#### [Requirement]
Reproduce the data exactly.

#### [Material for this exercise]
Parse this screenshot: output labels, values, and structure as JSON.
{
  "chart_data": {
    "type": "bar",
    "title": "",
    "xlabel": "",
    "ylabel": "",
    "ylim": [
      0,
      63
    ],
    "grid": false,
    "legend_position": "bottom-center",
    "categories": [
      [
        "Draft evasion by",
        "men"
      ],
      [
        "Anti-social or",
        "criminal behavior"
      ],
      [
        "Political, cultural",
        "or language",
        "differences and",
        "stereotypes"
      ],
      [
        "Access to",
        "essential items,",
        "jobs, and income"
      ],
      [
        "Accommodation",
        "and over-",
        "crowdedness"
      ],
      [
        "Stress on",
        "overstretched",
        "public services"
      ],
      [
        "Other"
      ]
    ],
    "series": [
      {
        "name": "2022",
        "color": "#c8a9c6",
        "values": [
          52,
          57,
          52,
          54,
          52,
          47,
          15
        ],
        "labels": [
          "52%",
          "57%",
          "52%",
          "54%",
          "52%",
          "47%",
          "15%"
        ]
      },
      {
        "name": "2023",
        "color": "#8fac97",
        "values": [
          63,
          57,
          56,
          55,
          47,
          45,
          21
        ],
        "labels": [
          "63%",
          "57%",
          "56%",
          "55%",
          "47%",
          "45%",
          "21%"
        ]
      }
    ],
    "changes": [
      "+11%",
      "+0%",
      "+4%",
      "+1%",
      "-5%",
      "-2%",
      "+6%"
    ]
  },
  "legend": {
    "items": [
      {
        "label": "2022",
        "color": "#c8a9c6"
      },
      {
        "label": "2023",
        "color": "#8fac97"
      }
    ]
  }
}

#### [Response for this exercise]
Parse this screenshot: output labels, values, and structure as JSON.
{
  "chart_data": {
    "type": "bar",
    "title": "",
    "xlabel": "",
    "ylabel": "",
    "ylim": [
      0,
      63
    ],
    "grid": false,
    "legend_position": "bottom-center",
    "categories": [
      [
        "Draft evasion by",
        "men"
      ],
      [
        "Anti-social or",
        "criminal behavior"
      ],
      [
        "Political, cultural",
        "or language",
        "differences and",
        "stereotypes"
      ],
      [
        "Access to",
        "essential items,",
        "jobs, and income"
      ],
      [
        "Accommodation",
        "and over-",
        "crowdedness"
      ],
      [
        "Stress on",
        "overstretched",
        "public services"
      ],
      [
        "Other"
      ]
    ],
    "series": [
      {
        "name": "2022",
        "color": "#c8a9c6",
        "values": [
          52,
          57,
          52,
          54,
          52,
          47,
          15
        ],
        "labels": [
          "52%",
          "57%",
          "52%",
          "54%",
          "52%",
          "47%",
          "15%"
        ]
      },
      {
        "name": "2023",
        "color": "#8fac97",
        "values": [
          63,
          57,
          56,
          55,
          47,
          45,
          21
        ],
        "labels": [
          "63%",
          "57%",
          "56%",
          "55%",
          "47%",
          "45%",
          "21%"
        ]
      }
    ],
    "changes": [
      "+11%",
      "+0%",
      "+4%",
      "+1%",
      "-5%",
      "-2%",
      "+6%"
    ]
  },
  "legend": {
    "items": [
      {
        "label": "2022",
        "color": "#c8a9c6"
      },
      {
        "label": "2023",
        "color": "#8fac97"
      }
    ]
  }
}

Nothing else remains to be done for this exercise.